**Text provided**

A very remarkable observation can be made, if the \(\bar {\Gamma }\) vs. q² plots at high temperatures are investigated. While the microgel particles in water yield the expected linear relation of the mean relaxation rates and the square of the magnitude of the scattering vector, a significant difference is observed for the measurement in a 5 mM buffer solution. Here, the relaxation rate level off significantly from the expected linear trend (see blue arrow in Fig. 4). This behavior usually indicates the presence of aggregates in the microgel solution. This kind of aggregation of microgels at temperatures above the VPTT in presence of ions in the solution has been studied by Brian Vincent and co-workers [55, 56]. However, usually higher ionic strengths are necessary to cause a flocculation of the microgel particles though a calculation of the hydrodynamic radius of the dominant species is possible by using only the low q-values for the linear fit. Interestingly, the addition of aescin prevents the aggregation of the microgel particles, since the deviation from the expected linear behavior clearly disappears upon addition of aescin. This again points out the surfactant-like nature of aescin molecules, because comparable behavior has been found in previous studies, e.g., for sodium dodecyl sulfate [17]. These observations are confirmed if the hydrodynamic radius of the particles is calculated from the slope of the linear fits. While the calculated radius of the particles in buffer solution strongly exceeds the size of the collapsed microgel particle in water, the hydrodynamic radii obtained in presence of aescin are equal to the expected value.

**Rows**

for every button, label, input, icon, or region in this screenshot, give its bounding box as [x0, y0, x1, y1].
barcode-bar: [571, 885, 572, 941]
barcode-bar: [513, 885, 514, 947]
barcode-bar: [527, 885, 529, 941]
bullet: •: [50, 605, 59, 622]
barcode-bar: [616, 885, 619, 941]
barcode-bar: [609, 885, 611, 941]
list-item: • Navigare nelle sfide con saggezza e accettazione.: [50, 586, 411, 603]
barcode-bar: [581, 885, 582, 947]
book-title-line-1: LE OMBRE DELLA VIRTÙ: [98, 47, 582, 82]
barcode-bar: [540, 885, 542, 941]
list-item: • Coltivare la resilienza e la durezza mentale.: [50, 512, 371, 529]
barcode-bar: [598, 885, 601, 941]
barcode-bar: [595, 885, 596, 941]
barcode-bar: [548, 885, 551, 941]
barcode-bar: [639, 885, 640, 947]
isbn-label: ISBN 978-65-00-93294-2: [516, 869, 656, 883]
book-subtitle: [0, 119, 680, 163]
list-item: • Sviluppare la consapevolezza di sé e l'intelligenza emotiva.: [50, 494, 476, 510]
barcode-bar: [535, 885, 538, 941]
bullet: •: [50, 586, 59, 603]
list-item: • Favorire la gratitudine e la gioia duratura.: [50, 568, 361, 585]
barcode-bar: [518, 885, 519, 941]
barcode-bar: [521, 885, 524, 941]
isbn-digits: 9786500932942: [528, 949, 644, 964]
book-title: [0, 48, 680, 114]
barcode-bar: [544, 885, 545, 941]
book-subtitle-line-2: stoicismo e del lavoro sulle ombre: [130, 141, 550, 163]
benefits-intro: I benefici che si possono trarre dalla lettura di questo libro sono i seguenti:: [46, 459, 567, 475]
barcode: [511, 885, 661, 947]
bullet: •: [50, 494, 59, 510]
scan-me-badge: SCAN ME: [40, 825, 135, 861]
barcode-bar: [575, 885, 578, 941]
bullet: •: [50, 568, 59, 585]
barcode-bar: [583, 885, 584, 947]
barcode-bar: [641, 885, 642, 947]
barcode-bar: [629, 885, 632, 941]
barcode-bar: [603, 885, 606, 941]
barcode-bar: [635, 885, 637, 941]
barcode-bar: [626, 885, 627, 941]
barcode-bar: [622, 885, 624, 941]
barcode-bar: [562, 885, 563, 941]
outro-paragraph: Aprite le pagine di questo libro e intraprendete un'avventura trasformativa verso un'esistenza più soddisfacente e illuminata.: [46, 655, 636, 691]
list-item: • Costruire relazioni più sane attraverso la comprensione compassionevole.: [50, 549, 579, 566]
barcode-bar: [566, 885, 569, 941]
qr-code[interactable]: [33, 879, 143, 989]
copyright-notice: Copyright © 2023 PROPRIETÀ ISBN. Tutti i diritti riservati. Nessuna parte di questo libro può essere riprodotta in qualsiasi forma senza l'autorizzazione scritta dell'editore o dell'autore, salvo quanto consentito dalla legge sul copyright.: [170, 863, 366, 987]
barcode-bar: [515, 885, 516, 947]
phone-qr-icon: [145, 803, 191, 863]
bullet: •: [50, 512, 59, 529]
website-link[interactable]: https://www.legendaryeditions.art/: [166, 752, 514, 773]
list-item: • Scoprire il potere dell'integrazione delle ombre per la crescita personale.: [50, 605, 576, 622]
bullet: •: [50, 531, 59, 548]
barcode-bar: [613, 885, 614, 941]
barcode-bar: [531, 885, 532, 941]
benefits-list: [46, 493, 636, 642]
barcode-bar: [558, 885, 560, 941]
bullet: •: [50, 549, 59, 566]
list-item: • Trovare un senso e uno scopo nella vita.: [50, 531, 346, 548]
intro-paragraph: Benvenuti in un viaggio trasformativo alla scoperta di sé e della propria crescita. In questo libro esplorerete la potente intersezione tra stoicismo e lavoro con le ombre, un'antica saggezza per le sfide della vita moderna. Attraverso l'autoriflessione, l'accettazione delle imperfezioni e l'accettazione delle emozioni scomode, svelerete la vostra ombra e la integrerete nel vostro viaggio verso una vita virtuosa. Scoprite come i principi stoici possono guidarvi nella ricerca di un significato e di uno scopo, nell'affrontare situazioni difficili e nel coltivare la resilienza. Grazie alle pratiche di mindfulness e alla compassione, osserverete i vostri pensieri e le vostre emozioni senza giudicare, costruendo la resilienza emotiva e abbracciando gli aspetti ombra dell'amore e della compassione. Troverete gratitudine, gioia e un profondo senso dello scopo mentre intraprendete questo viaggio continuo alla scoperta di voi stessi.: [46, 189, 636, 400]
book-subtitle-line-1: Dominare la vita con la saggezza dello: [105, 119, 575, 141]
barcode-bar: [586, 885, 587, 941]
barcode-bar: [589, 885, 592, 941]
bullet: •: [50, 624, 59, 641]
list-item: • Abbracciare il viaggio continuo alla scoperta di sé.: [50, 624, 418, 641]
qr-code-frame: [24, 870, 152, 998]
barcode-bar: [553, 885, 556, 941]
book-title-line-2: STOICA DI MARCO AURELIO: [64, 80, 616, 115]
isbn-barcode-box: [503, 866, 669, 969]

**Stated problem**
List every reference number that the microgel aggregation text cites in square brackets, in order of appearance.

**Task response**
55, 56, 17